Records provided ▸
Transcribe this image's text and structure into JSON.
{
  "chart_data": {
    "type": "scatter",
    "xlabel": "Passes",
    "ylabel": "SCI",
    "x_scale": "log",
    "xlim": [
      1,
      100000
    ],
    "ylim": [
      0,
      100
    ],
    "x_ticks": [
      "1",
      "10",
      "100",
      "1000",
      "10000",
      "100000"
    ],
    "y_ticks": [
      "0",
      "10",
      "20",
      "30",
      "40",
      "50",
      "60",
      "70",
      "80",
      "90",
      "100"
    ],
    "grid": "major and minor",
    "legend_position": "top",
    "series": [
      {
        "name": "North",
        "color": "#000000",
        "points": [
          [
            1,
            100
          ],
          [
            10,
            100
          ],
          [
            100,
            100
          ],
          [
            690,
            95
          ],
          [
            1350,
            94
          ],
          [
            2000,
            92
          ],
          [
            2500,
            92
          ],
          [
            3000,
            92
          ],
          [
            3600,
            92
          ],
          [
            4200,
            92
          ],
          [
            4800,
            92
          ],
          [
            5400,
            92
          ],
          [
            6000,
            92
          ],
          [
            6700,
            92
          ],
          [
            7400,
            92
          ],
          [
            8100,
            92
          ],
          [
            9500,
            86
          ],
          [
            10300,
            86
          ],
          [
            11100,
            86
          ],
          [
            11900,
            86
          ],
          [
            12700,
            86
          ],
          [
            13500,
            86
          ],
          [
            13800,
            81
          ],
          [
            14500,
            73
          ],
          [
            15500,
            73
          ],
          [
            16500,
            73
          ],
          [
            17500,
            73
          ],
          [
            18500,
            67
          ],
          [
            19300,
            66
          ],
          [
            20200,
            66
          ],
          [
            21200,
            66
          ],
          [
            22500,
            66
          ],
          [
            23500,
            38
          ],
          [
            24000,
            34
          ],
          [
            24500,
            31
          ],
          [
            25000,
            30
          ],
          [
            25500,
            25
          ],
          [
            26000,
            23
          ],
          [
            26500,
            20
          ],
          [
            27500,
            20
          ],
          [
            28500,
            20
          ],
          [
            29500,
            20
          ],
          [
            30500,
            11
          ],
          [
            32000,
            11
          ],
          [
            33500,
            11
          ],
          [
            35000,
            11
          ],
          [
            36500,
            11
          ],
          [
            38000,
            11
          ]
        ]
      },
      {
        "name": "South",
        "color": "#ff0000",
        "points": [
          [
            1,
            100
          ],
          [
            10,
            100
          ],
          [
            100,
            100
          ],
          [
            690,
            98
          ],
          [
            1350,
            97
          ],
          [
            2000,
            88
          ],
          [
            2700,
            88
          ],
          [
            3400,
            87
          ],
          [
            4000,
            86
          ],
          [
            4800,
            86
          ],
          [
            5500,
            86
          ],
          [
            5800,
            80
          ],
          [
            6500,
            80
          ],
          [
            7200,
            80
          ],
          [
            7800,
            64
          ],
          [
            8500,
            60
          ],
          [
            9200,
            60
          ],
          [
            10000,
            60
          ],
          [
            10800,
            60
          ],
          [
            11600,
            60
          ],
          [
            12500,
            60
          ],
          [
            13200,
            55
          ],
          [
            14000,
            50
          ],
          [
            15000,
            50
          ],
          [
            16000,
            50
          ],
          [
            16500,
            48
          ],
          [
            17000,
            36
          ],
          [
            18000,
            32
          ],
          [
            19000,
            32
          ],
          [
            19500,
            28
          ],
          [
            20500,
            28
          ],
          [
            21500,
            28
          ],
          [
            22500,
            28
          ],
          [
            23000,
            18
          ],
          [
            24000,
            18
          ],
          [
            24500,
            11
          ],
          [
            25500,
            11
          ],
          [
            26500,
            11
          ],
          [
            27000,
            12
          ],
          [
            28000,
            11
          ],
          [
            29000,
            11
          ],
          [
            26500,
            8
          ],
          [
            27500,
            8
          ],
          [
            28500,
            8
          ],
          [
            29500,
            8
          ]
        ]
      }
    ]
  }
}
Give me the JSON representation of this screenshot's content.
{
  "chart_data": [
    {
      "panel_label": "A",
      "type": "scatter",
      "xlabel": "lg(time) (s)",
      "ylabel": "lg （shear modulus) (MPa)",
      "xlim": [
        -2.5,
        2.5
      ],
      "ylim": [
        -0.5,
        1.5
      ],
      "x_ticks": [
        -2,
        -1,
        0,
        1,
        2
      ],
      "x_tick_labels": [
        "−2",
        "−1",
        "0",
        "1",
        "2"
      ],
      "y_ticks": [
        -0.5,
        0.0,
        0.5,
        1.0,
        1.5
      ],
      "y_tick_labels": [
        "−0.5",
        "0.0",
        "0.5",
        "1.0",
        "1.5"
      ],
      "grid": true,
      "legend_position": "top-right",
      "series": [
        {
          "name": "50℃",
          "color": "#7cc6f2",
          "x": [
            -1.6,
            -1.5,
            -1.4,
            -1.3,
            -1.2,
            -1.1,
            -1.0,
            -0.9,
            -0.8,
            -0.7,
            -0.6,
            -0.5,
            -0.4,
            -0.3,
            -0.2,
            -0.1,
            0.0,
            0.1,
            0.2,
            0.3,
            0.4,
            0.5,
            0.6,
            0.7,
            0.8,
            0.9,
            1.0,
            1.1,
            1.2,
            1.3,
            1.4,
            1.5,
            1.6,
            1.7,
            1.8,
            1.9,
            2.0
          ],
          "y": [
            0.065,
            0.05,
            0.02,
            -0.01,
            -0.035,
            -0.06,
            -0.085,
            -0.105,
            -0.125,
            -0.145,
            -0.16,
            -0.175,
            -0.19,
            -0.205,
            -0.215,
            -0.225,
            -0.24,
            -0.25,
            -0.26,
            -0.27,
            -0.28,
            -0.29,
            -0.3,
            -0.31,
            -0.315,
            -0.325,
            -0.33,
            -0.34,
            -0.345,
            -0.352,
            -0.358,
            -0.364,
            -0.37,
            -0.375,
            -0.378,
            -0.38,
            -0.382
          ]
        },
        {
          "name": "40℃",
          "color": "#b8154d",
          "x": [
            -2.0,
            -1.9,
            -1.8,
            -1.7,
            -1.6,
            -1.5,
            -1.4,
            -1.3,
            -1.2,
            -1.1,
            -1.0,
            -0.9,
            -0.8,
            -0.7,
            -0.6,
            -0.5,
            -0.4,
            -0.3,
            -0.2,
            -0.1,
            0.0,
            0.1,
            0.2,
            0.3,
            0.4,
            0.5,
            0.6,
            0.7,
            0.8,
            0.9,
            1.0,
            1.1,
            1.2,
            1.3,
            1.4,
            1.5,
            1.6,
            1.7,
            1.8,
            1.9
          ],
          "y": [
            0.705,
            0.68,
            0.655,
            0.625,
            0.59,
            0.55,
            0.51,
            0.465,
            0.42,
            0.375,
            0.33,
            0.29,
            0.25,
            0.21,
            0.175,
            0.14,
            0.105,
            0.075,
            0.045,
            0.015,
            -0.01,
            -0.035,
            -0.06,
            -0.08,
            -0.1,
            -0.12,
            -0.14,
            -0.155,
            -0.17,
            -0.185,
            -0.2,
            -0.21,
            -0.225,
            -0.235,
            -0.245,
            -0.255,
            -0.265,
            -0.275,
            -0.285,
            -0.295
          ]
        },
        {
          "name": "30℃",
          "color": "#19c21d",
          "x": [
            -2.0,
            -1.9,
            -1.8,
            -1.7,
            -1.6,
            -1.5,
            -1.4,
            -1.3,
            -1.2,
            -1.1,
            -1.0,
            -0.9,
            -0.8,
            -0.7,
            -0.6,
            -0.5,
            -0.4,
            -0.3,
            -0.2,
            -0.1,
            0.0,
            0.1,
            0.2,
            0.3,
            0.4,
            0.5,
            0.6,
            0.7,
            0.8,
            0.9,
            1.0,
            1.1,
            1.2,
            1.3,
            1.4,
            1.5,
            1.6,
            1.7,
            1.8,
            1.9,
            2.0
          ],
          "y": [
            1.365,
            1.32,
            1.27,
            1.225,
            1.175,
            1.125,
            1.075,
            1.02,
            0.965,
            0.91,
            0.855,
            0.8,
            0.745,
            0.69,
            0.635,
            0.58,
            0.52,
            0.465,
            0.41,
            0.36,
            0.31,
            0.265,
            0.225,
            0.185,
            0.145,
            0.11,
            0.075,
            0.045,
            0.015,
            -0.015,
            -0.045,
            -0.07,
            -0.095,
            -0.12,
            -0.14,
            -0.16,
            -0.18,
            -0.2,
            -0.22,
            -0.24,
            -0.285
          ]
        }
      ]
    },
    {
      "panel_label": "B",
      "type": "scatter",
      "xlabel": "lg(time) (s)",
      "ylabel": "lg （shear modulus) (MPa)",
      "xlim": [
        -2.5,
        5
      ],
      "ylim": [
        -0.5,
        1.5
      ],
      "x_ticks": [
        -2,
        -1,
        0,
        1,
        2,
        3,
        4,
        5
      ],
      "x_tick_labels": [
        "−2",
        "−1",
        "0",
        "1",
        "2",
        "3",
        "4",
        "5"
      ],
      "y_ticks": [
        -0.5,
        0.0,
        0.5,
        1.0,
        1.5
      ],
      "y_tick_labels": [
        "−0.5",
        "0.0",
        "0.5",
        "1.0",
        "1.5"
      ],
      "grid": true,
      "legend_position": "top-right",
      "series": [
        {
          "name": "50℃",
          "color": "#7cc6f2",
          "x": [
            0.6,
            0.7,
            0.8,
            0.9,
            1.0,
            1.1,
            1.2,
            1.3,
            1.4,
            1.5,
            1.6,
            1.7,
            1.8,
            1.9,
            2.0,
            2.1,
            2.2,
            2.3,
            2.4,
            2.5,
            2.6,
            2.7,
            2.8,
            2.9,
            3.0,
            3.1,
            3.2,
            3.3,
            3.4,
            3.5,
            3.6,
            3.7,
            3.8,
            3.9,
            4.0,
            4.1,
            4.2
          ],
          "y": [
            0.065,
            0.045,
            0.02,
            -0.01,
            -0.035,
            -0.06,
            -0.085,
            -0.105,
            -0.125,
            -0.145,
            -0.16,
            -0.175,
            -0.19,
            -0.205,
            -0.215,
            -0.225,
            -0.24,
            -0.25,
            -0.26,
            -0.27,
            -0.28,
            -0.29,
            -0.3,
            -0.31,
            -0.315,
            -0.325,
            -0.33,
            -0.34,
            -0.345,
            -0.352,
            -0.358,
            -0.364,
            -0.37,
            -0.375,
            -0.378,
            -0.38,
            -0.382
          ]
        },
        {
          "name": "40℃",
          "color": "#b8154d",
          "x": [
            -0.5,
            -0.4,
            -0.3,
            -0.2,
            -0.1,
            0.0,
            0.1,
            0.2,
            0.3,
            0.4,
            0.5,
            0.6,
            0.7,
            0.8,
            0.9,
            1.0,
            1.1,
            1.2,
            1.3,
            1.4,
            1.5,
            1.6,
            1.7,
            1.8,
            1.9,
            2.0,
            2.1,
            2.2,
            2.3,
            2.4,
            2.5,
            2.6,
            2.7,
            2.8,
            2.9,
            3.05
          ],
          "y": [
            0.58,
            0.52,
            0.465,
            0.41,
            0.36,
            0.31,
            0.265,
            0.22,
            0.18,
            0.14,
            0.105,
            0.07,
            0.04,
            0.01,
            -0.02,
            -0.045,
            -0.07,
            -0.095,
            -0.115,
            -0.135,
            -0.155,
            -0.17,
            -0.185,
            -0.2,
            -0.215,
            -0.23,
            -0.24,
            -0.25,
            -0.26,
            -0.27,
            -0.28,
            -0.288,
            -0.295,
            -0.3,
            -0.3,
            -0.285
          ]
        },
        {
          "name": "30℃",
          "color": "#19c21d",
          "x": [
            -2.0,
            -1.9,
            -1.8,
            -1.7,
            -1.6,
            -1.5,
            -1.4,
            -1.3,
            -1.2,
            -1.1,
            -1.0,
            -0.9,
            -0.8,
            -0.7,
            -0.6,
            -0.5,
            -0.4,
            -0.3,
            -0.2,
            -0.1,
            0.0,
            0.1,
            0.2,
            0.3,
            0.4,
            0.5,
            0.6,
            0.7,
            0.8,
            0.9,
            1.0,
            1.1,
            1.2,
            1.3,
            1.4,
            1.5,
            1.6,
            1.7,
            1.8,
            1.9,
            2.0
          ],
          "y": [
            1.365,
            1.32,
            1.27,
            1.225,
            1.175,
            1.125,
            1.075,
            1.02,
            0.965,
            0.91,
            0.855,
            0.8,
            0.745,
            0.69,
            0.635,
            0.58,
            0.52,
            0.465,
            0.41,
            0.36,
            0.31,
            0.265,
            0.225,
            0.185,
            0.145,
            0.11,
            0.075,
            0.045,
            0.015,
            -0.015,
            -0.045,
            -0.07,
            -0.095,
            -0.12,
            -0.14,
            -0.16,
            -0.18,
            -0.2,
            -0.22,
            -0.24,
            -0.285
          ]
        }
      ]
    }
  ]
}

What is expected ▸
Find each line holding the word "this" and copy it.

Finished answer ▸
Transcribe this image's text and structure into JSON.
Give me the JSON representation of this screenshot's content.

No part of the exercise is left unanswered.